Task material →
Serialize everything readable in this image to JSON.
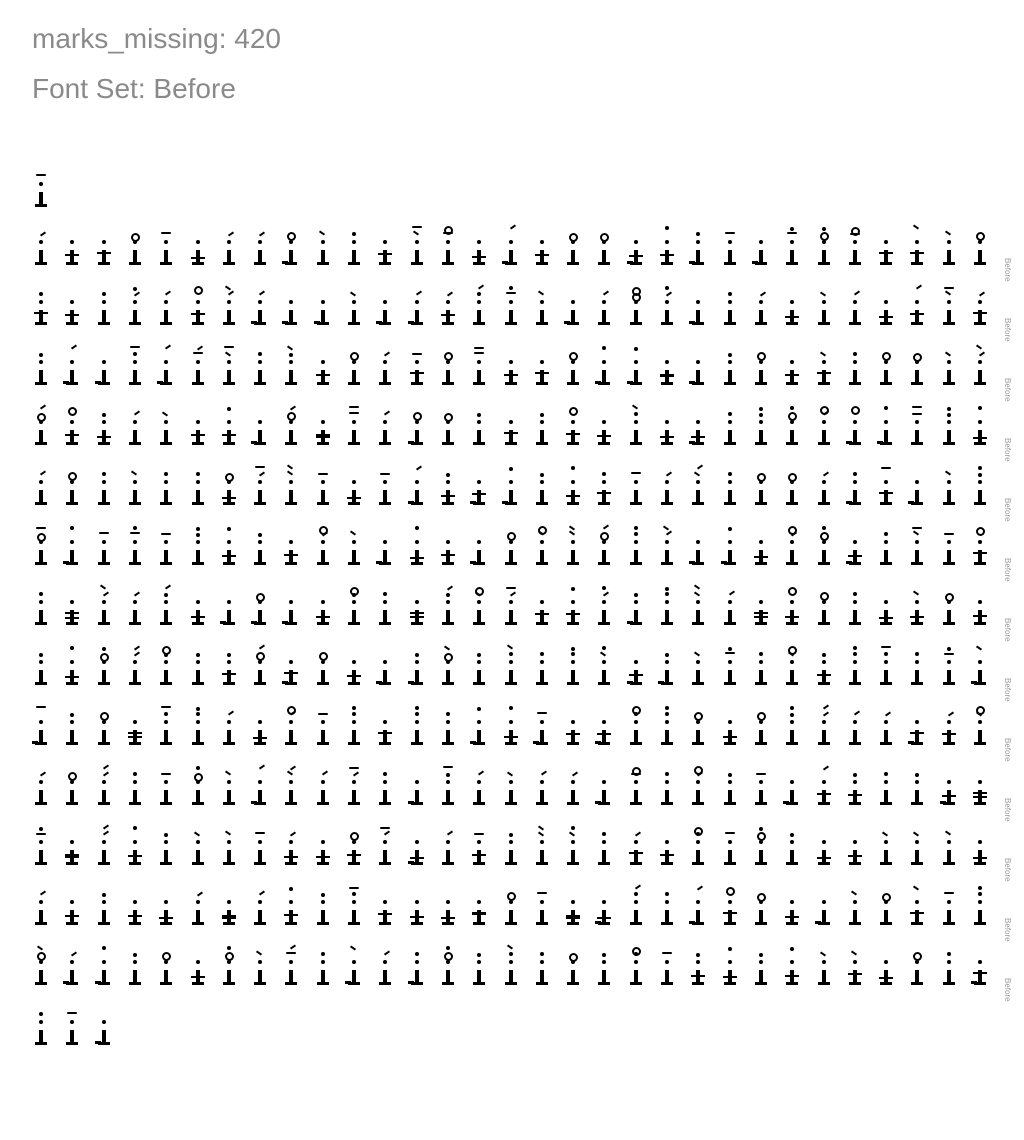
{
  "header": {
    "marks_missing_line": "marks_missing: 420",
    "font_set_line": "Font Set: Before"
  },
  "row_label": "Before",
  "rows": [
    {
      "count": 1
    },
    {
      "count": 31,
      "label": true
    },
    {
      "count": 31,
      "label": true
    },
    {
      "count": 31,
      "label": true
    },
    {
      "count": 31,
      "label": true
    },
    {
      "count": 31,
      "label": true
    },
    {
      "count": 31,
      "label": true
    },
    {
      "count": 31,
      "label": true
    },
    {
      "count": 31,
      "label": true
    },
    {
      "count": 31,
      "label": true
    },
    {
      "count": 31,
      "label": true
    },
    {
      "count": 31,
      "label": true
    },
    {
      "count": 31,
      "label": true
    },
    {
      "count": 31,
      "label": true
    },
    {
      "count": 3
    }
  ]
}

...

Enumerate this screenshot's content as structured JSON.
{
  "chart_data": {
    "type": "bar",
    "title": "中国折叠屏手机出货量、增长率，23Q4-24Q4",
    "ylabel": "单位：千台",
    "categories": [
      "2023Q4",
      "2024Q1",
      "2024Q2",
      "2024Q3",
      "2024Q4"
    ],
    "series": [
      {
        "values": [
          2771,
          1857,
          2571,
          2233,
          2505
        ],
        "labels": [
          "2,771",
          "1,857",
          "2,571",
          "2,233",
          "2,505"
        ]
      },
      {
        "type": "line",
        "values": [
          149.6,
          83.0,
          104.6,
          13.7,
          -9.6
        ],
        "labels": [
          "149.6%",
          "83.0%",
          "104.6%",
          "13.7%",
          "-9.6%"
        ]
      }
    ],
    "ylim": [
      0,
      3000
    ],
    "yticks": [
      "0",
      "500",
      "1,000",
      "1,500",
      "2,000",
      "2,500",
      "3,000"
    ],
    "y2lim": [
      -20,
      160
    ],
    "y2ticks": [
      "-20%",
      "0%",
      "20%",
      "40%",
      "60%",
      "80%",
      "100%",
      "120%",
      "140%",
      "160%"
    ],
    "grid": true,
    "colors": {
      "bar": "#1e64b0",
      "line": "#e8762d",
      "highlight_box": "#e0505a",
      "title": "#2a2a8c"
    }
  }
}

--

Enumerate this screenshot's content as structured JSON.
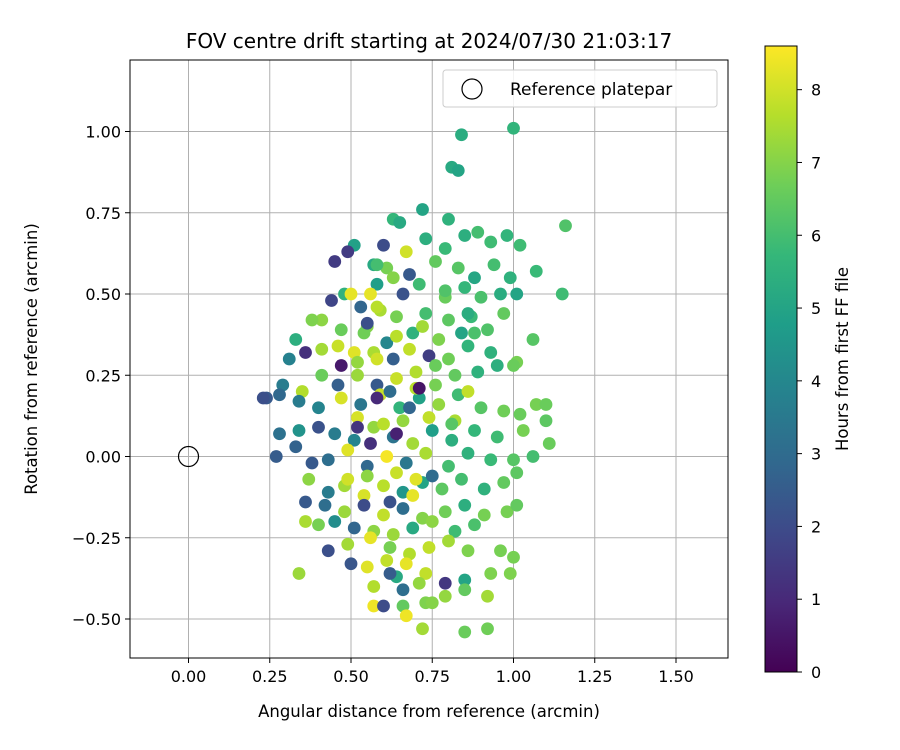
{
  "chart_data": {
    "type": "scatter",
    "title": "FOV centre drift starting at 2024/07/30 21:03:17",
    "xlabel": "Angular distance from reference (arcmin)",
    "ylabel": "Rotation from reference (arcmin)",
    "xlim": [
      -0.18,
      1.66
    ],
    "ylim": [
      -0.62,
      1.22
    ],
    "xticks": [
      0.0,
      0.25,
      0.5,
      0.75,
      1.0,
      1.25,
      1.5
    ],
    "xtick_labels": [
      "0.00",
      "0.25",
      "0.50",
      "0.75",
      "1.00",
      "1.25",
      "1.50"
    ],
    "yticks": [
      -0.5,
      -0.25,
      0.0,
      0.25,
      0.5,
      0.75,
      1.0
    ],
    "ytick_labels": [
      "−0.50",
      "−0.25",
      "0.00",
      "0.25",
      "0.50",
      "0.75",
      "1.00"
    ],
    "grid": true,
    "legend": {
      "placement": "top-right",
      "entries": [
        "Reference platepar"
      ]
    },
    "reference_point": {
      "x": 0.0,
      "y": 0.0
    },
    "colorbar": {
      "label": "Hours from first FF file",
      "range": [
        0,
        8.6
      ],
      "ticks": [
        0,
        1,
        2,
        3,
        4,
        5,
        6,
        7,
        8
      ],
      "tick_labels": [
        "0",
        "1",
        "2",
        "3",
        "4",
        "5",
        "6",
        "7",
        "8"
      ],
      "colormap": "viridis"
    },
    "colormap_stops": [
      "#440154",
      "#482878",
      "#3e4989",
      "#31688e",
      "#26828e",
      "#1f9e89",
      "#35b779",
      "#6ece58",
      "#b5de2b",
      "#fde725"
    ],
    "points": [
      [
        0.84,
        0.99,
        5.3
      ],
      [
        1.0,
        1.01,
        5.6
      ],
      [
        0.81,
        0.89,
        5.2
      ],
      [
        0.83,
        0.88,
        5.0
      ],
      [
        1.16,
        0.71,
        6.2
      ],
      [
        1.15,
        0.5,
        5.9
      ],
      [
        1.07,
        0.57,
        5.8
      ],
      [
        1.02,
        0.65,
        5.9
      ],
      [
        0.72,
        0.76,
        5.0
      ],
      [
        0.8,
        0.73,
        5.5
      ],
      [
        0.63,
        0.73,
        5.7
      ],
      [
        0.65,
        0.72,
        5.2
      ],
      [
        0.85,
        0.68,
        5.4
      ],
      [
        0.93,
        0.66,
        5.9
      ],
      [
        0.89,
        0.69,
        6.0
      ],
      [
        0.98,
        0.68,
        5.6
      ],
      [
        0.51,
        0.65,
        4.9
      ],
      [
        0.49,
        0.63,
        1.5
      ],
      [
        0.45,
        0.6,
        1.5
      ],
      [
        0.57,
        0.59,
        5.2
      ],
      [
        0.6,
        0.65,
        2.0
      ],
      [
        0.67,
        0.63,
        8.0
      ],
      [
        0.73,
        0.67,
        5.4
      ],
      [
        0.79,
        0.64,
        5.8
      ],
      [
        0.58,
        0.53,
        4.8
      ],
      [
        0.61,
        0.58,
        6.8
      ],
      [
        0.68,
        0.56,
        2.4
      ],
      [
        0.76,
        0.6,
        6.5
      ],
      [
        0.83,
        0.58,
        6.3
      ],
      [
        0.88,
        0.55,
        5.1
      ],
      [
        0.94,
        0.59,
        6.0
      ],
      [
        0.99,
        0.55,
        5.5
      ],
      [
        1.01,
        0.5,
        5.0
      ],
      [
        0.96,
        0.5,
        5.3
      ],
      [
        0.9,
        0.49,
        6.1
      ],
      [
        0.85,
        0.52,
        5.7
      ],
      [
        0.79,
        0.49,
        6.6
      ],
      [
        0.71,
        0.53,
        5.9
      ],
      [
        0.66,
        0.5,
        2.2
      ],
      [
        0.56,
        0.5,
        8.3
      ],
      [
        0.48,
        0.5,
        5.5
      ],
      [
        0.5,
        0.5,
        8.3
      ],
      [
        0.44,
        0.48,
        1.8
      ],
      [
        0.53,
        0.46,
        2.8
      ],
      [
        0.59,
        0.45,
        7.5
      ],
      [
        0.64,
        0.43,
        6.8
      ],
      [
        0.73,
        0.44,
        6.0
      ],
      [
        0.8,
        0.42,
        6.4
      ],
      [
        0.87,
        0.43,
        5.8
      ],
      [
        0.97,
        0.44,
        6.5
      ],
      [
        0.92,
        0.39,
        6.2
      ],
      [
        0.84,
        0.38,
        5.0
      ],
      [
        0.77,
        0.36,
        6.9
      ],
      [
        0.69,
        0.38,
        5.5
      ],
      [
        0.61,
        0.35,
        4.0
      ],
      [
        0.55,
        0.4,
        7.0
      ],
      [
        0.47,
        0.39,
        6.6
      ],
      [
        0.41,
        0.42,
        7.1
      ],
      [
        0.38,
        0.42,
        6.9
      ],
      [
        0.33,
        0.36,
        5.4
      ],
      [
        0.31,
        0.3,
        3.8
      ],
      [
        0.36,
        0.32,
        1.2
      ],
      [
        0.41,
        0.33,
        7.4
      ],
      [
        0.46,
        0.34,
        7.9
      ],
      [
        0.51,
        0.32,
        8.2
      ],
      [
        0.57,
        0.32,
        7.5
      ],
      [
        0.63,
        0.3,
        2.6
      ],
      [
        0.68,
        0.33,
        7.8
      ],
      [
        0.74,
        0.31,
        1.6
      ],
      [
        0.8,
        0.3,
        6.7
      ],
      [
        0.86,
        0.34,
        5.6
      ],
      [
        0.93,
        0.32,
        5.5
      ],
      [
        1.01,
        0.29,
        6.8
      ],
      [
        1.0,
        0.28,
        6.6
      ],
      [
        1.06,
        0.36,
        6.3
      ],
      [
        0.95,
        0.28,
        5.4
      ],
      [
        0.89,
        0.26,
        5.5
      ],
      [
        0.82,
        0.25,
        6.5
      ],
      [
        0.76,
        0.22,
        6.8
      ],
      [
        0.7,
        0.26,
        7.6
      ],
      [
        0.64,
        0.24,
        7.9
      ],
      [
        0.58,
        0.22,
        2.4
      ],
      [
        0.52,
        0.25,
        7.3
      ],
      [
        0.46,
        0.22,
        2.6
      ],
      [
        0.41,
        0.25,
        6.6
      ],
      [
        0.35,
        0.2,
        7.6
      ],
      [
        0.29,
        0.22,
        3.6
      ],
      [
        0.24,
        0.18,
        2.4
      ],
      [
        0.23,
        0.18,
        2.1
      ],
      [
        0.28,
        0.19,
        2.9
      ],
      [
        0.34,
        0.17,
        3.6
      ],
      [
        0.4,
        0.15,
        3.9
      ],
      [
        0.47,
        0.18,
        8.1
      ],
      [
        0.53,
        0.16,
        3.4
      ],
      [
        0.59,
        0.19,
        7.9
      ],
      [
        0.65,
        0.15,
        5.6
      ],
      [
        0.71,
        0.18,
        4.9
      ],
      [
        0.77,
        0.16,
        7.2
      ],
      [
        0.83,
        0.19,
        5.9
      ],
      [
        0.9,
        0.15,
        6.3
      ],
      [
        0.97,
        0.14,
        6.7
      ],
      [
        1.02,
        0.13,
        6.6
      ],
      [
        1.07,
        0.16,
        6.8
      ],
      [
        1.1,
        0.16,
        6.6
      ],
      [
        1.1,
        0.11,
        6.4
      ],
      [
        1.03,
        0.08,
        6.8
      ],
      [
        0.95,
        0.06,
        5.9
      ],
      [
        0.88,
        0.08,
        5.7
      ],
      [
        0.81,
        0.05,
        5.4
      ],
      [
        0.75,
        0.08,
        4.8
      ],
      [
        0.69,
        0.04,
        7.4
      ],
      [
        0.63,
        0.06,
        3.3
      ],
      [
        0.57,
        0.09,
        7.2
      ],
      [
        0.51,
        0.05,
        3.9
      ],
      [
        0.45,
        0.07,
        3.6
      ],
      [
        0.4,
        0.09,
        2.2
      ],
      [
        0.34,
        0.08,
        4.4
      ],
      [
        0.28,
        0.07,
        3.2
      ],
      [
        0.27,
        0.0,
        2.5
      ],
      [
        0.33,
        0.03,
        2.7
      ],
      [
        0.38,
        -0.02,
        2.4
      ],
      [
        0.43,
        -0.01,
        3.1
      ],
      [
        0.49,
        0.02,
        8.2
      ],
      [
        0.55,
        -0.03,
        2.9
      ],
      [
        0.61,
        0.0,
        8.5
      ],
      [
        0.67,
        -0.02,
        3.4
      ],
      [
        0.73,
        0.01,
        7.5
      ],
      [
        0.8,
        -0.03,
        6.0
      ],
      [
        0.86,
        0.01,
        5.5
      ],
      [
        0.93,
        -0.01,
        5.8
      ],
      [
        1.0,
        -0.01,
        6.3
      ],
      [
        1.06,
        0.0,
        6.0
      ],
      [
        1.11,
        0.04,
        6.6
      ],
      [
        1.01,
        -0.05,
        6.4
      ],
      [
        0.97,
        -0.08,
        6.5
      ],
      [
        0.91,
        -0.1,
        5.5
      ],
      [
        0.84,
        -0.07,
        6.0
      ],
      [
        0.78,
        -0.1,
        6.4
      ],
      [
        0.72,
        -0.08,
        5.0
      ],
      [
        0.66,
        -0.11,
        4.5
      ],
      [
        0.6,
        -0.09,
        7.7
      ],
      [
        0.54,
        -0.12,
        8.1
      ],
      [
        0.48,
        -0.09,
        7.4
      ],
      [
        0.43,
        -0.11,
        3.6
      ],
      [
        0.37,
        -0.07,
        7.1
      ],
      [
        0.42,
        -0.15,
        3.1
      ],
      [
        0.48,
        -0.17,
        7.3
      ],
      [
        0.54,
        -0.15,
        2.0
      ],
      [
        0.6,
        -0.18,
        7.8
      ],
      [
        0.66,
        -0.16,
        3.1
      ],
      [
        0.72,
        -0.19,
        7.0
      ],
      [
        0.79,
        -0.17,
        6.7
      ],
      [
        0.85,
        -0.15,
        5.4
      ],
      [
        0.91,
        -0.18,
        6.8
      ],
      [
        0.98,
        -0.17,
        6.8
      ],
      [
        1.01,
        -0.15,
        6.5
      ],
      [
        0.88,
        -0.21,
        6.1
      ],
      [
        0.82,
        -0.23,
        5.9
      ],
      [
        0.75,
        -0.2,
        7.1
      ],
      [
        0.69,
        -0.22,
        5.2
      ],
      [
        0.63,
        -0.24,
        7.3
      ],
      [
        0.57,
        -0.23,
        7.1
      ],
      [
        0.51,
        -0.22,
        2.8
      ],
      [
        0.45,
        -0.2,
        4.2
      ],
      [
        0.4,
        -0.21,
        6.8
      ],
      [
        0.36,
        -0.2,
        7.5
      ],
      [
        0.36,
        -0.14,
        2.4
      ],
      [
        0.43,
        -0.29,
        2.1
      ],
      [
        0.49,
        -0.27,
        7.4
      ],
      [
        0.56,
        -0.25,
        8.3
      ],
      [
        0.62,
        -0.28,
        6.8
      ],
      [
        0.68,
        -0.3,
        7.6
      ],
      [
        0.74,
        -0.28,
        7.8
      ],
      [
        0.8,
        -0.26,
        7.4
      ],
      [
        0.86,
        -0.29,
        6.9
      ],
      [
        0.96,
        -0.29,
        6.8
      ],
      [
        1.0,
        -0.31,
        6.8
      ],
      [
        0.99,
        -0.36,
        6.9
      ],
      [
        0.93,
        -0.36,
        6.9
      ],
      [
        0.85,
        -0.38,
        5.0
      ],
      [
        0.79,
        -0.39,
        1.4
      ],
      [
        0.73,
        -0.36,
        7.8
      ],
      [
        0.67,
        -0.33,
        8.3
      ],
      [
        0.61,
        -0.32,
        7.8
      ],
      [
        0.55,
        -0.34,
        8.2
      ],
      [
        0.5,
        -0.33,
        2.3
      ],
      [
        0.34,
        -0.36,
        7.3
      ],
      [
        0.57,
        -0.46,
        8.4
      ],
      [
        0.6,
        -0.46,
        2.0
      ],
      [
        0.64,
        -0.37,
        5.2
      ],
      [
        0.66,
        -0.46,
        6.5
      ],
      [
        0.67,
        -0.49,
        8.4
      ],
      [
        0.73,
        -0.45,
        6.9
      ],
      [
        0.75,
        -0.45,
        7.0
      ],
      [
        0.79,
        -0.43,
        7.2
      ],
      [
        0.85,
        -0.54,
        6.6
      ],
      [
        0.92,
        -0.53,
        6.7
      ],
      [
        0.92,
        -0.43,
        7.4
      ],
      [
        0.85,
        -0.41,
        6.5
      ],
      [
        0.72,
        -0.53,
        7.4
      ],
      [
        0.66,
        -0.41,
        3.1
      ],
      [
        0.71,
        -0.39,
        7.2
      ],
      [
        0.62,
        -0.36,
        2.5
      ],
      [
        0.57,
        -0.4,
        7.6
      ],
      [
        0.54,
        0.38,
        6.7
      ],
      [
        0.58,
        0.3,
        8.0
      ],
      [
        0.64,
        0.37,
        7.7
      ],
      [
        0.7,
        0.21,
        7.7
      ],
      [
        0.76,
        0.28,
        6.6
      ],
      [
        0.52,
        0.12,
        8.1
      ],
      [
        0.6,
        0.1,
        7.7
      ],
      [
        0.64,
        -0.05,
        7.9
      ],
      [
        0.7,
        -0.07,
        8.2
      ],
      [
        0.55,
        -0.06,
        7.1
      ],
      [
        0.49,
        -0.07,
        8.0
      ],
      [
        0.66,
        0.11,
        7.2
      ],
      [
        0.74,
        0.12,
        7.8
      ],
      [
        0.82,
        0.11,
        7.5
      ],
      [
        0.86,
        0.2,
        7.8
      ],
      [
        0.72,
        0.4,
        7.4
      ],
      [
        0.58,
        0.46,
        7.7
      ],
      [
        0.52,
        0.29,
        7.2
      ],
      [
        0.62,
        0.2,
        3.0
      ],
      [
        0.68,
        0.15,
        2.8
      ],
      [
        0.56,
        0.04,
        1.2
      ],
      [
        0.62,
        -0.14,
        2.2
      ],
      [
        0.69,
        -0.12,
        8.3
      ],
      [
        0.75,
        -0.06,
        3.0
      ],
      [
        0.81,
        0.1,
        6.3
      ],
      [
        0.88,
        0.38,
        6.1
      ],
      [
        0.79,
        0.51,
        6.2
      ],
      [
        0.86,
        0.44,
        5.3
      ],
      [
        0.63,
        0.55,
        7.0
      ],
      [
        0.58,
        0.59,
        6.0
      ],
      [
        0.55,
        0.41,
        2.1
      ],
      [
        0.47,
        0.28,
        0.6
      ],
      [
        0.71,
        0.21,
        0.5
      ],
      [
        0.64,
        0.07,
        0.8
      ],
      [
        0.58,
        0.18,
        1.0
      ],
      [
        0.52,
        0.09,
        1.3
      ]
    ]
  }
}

Task objective → In the entries above, find each line with the word "arcmin" and show it.

Written reply →
    "xlabel": "Angular distance from reference (arcmin)",
    "ylabel": "Rotation from reference (arcmin)",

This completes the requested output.